### [TASK DESCRIPTION]
Replace "suspended" with "hung" in the stretch from the start of the data through the line containing "In FIG. 14, the head", and give those lines again with nothing else changed. Leave the pictures out of the answer.

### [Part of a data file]
- - - - -
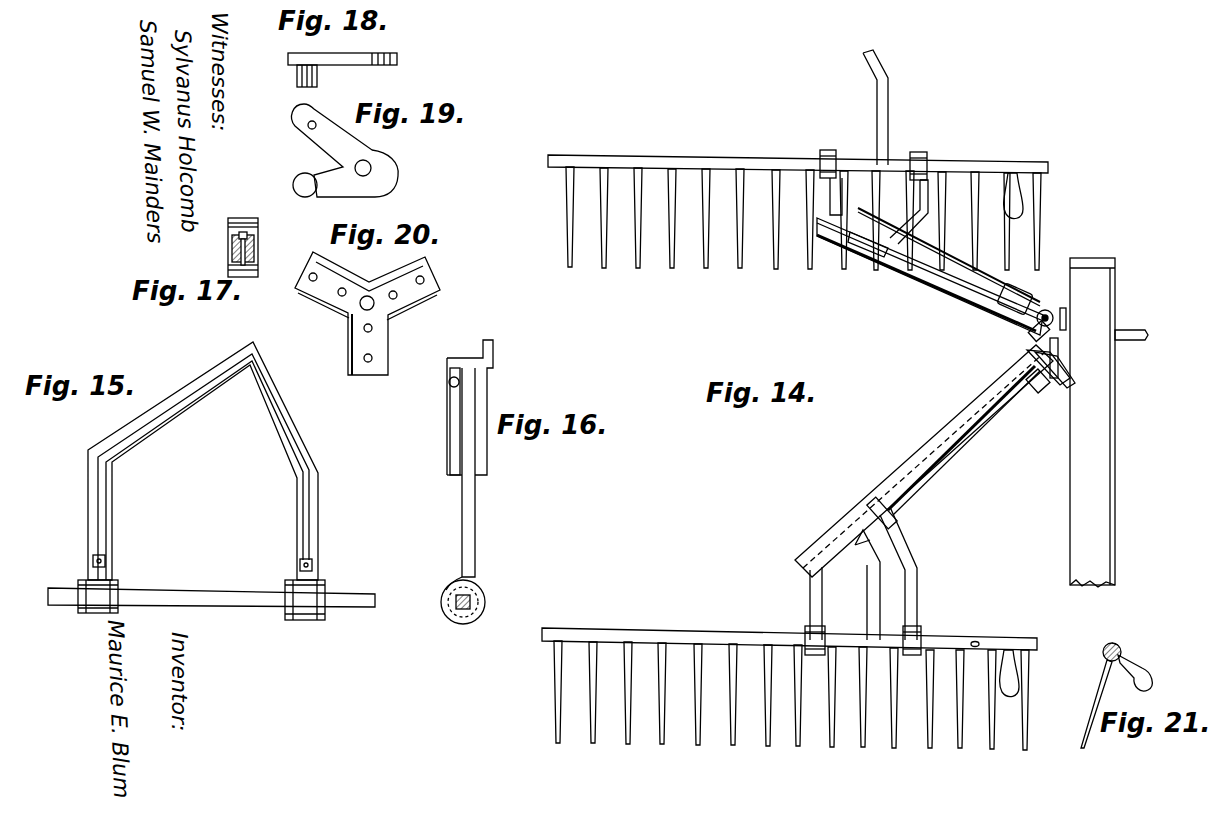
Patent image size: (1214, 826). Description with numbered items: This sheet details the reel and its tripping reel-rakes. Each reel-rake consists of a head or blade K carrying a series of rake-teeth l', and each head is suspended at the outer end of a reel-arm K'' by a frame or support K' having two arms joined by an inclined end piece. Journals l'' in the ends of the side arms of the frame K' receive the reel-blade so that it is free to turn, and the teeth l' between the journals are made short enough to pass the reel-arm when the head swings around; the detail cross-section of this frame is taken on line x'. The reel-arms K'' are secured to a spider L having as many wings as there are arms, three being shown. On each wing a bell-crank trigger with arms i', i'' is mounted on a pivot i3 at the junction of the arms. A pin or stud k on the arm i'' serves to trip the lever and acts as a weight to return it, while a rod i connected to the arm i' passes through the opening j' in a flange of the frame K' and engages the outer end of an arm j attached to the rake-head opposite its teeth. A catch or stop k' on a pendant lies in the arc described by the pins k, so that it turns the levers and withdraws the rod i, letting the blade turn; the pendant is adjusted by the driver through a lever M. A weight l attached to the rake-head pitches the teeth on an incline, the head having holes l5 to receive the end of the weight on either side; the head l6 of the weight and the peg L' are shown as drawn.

In FIG. 14, the head or blade K is at (795, 393).
In FIG. 15, the head or blade K is at (211, 591).
In FIG. 16, the head or blade K is at (479, 600).
In FIG. 17, the head or blade K is at (229, 248).
In FIG. 21, the head or blade K is at (1127, 634).
In FIG. 14, the frame or support K' is at (878, 409).
In FIG. 15, the frame or support K' is at (217, 461).
In FIG. 16, the frame or support K' is at (470, 458).
In FIG. 14, the reel-arm K'' is at (924, 397).
In FIG. 14, the rake-teeth l' is at (797, 458).
In FIG. 21, the rake-teeth l' is at (1092, 704).
In FIG. 14, the journals l'' is at (870, 393).
In FIG. 15, the journals l'' is at (201, 600).
In FIG. 16, the journals l'' is at (470, 608).
In FIG. 17, the journals l'' is at (252, 247).
In FIG. 14, the weight l is at (1011, 447).
In FIG. 21, the weight l is at (1143, 673).
In FIG. 14, the holes l5 is at (978, 642).
In FIG. 21, the head of pin l6 is at (1108, 648).
In FIG. 14, the arm j is at (876, 345).
In FIG. 15, the opening j' is at (203, 467).
In FIG. 16, the opening j' is at (435, 421).
In FIG. 14, the rod i is at (949, 361).
In FIG. 14, the arm of bell-crank lever i' is at (1045, 300).
In FIG. 19, the arm of bell-crank lever i' is at (345, 150).
In FIG. 14, the arm of bell-crank lever i'' is at (1016, 333).
In FIG. 18, the arm of bell-crank lever i'' is at (342, 50).
In FIG. 19, the arm of bell-crank lever i'' is at (350, 176).
In FIG. 14, the pivot i3 is at (1063, 309).
In FIG. 14, the pin or stud k is at (1023, 360).
In FIG. 18, the pin or stud k is at (314, 77).
In FIG. 19, the pin or stud k is at (293, 185).
In FIG. 14, the catch or stop k' is at (1074, 360).
In FIG. 14, the reel-spider L is at (1047, 422).
In FIG. 20, the reel-spider L is at (367, 313).
In FIG. 14, the peg L' is at (1131, 324).
In FIG. 14, the lever M is at (1051, 382).
In FIG. 15, the section line x' is at (179, 561).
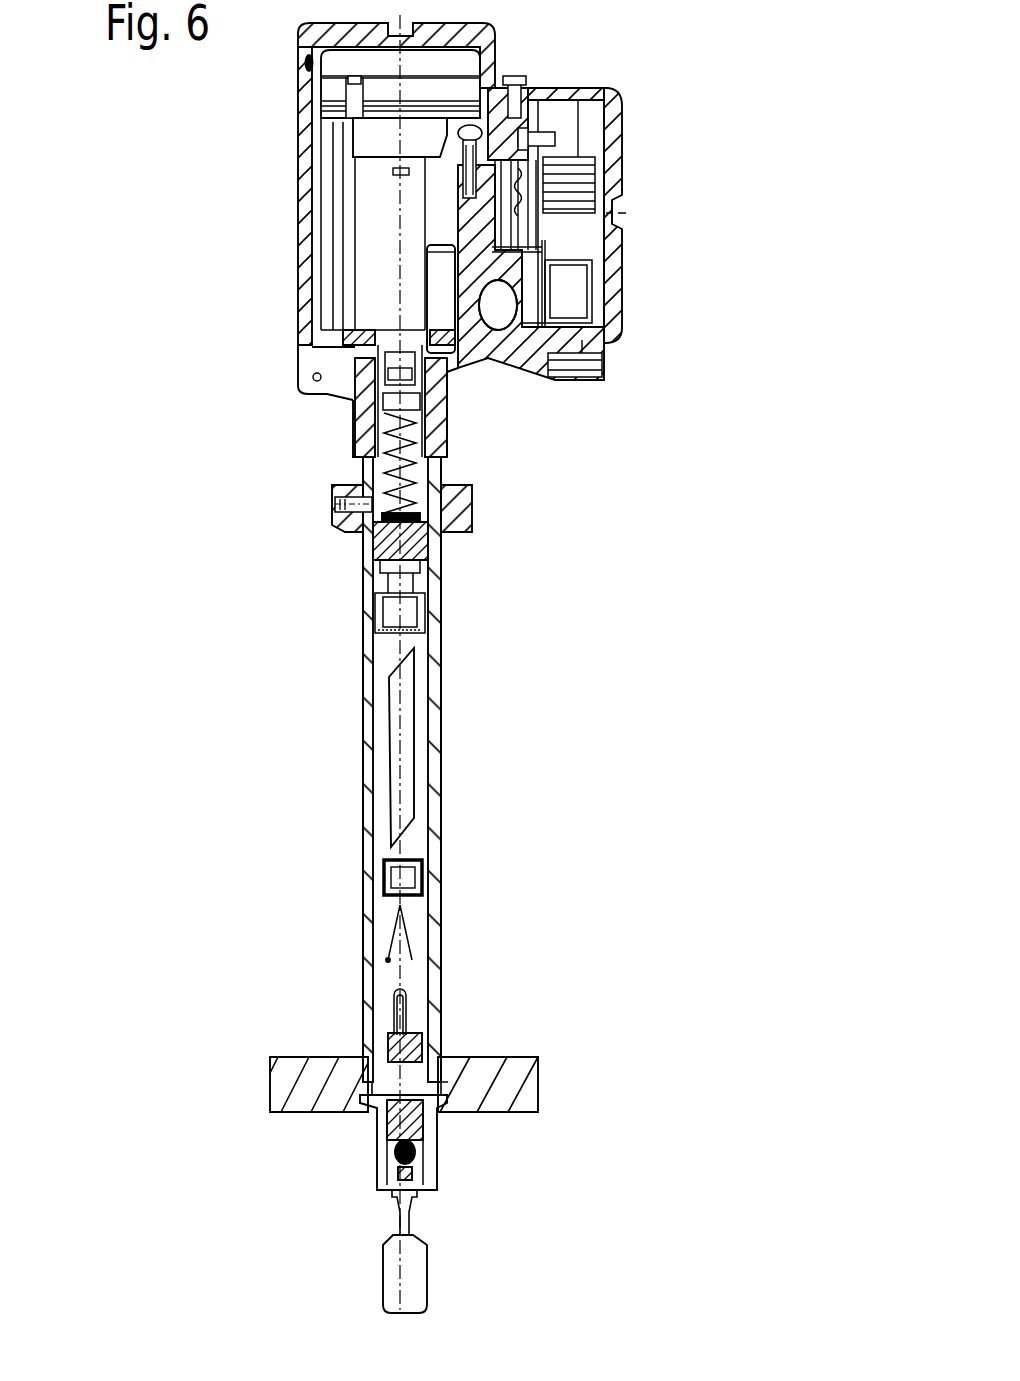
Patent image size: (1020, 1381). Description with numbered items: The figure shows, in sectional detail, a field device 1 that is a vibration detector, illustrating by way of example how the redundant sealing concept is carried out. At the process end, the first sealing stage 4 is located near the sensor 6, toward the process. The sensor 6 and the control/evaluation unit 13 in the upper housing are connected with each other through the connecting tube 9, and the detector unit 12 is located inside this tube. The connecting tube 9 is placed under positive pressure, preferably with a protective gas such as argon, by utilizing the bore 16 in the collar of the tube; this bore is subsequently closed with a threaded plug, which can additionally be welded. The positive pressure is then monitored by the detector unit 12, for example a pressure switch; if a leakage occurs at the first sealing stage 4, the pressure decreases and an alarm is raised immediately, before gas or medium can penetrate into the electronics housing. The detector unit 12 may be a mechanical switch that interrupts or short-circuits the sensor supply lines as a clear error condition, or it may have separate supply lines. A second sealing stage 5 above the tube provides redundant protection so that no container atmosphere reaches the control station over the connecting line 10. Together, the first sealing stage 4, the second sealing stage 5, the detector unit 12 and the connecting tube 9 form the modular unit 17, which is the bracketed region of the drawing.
- - - - -
### [RESPONSE]
Patent image size: (1214, 826). Description with numbered items: This sheet details the reel and its tripping reel-rakes. Each reel-rake consists of a head or blade K carrying a series of rake-teeth l', and each head is hung at the outer end of a reel-arm K'' by a frame or support K' having two arms joined by an inclined end piece. Journals l'' in the ends of the side arms of the frame K' receive the reel-blade so that it is free to turn, and the teeth l' between the journals are made short enough to pass the reel-arm when the head swings around; the detail cross-section of this frame is taken on line x'. The reel-arms K'' are secured to a spider L having as many wings as there are arms, three being shown. On each wing a bell-crank trigger with arms i', i'' is mounted on a pivot i3 at the junction of the arms. A pin or stud k on the arm i'' serves to trip the lever and acts as a weight to return it, while a rod i connected to the arm i' passes through the opening j' in a flange of the frame K' and engages the outer end of an arm j attached to the rake-head opposite its teeth. A catch or stop k' on a pendant lies in the arc described by the pins k, so that it turns the levers and withdraws the rod i, letting the blade turn; the pendant is adjusted by the driver through a lever M. A weight l attached to the rake-head pitches the teeth on an incline, the head having holes l5 to receive the end of the weight on either side; the head l6 of the weight and the peg L' are shown as drawn.

In FIG. 14, the head or blade K is at (795, 393).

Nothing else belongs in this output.